[Excerpts from a figure dataset]
▬▬▬▬▬▬▬▬▬▬

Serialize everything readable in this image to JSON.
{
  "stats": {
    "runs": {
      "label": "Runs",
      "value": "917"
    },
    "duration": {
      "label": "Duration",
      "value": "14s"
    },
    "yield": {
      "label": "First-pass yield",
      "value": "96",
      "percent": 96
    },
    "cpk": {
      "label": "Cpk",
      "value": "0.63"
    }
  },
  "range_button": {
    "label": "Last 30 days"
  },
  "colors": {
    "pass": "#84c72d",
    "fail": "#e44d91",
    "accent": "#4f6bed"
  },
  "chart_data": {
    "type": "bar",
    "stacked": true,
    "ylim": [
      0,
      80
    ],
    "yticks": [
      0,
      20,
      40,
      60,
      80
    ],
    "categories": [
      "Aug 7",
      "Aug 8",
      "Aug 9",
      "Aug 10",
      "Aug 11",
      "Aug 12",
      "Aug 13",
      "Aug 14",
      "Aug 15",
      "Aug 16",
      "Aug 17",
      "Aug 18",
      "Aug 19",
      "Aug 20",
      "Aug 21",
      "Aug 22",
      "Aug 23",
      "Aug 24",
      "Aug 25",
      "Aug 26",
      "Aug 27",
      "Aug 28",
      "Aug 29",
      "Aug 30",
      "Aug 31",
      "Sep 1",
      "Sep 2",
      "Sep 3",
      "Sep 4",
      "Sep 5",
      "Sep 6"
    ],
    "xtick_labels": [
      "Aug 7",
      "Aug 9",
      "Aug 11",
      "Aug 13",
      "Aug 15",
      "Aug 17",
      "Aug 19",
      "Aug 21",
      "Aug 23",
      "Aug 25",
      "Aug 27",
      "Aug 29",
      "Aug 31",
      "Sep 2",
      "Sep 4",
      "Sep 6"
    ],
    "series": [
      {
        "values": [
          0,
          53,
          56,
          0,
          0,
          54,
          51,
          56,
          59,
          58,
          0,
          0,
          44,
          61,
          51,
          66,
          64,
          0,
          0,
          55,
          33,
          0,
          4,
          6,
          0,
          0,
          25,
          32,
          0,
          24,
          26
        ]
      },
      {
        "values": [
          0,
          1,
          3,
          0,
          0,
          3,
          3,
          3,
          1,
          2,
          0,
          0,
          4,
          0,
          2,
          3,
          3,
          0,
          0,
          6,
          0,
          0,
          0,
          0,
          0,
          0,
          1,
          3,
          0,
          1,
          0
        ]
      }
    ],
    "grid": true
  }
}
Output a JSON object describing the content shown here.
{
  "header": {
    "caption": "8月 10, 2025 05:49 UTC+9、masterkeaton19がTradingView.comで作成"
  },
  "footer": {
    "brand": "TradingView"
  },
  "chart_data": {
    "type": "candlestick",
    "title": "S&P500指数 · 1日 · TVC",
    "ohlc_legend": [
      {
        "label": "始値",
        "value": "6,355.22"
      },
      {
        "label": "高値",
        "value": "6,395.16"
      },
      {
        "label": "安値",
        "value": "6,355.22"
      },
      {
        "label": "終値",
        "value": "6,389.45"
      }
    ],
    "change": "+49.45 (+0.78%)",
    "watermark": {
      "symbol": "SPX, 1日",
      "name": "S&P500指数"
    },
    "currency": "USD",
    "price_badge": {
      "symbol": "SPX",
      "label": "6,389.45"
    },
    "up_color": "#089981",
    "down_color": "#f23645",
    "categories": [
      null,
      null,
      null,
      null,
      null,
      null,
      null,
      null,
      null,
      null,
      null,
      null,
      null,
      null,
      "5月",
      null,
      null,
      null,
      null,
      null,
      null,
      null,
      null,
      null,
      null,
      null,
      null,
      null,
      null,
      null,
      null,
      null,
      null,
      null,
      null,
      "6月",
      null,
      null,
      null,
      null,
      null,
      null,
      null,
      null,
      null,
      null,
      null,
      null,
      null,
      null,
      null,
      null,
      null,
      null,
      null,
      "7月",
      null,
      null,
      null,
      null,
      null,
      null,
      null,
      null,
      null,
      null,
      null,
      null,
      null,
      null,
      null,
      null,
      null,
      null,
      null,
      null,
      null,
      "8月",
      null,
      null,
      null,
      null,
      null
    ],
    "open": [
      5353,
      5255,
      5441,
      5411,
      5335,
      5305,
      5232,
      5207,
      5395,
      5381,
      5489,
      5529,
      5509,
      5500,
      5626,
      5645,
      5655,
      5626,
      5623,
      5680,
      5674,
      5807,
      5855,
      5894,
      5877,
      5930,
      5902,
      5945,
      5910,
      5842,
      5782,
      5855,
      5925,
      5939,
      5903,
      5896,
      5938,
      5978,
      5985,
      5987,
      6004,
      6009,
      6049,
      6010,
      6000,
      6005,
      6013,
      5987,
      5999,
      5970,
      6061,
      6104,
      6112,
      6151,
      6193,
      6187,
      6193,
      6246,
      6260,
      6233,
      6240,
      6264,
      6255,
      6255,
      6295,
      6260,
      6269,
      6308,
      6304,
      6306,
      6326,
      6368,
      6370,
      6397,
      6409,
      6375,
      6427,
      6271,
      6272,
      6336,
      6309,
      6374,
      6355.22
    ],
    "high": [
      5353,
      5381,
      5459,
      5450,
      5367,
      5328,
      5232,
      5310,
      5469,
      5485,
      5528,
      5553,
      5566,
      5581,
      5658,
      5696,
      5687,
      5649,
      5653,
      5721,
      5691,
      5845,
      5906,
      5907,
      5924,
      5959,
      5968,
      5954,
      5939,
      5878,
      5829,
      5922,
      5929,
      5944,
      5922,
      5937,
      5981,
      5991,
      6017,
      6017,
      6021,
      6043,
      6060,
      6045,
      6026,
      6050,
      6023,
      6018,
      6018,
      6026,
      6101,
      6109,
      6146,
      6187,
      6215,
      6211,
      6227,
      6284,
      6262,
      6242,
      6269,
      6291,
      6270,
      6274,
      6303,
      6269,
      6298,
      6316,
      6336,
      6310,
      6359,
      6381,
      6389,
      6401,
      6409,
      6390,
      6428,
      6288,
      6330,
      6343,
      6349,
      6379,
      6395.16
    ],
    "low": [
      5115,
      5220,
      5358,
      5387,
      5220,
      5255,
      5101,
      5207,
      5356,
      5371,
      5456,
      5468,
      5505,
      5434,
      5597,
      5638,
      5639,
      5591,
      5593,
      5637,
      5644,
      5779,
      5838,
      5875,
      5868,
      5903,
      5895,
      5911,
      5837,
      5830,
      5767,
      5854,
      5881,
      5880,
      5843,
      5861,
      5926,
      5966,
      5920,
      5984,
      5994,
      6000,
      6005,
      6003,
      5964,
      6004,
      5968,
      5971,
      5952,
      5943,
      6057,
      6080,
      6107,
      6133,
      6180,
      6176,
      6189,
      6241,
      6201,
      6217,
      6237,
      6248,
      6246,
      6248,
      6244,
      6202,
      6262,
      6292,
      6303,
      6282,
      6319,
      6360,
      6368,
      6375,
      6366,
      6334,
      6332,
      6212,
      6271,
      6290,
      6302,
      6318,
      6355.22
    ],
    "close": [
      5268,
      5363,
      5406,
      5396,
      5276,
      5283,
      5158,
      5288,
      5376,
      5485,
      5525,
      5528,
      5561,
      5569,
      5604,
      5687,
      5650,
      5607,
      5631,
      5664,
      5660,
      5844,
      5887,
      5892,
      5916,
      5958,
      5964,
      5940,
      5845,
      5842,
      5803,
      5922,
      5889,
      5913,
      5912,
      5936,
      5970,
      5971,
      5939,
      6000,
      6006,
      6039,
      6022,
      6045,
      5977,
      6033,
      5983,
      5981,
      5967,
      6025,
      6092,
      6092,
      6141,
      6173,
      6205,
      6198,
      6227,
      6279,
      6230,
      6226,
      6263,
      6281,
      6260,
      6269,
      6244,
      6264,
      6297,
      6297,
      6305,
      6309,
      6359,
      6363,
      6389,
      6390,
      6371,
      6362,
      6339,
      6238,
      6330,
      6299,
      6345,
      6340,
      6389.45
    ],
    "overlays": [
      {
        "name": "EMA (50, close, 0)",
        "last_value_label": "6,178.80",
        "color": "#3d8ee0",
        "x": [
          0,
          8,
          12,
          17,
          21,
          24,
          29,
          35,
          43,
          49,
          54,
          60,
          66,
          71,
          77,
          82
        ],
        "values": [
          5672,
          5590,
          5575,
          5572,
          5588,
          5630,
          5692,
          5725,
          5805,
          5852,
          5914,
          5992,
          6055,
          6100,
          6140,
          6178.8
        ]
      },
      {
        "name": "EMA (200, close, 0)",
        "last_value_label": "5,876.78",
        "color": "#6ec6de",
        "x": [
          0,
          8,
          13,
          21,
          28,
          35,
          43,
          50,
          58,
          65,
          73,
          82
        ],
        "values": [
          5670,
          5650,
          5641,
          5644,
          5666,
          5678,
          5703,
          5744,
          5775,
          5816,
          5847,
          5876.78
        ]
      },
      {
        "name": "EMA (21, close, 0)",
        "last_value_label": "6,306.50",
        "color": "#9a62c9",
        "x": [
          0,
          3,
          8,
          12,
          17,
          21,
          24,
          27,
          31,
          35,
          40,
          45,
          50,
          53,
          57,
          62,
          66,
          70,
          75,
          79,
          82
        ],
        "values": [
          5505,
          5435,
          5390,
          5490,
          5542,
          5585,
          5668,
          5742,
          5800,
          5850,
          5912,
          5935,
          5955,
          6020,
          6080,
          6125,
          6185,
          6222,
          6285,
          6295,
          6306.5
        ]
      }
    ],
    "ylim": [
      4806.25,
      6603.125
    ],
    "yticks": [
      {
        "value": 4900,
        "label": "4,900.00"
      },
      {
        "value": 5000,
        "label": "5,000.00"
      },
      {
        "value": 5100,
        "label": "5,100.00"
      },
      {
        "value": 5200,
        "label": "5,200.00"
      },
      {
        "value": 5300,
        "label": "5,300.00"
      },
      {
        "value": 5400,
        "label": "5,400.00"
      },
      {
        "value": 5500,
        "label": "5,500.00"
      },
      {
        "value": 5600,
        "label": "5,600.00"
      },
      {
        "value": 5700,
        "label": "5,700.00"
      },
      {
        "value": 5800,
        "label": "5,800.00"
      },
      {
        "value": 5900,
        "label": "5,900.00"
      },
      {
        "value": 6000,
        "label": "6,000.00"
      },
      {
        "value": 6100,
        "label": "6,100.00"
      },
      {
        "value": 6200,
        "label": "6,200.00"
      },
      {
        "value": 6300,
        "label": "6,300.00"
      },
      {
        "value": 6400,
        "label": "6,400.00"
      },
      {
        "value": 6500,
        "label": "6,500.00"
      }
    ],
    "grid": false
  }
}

▬▬▬▬▬▬▬▬▬▬

Look through the material and say how many lines hold "name". Give the number only.

● Correct result: 4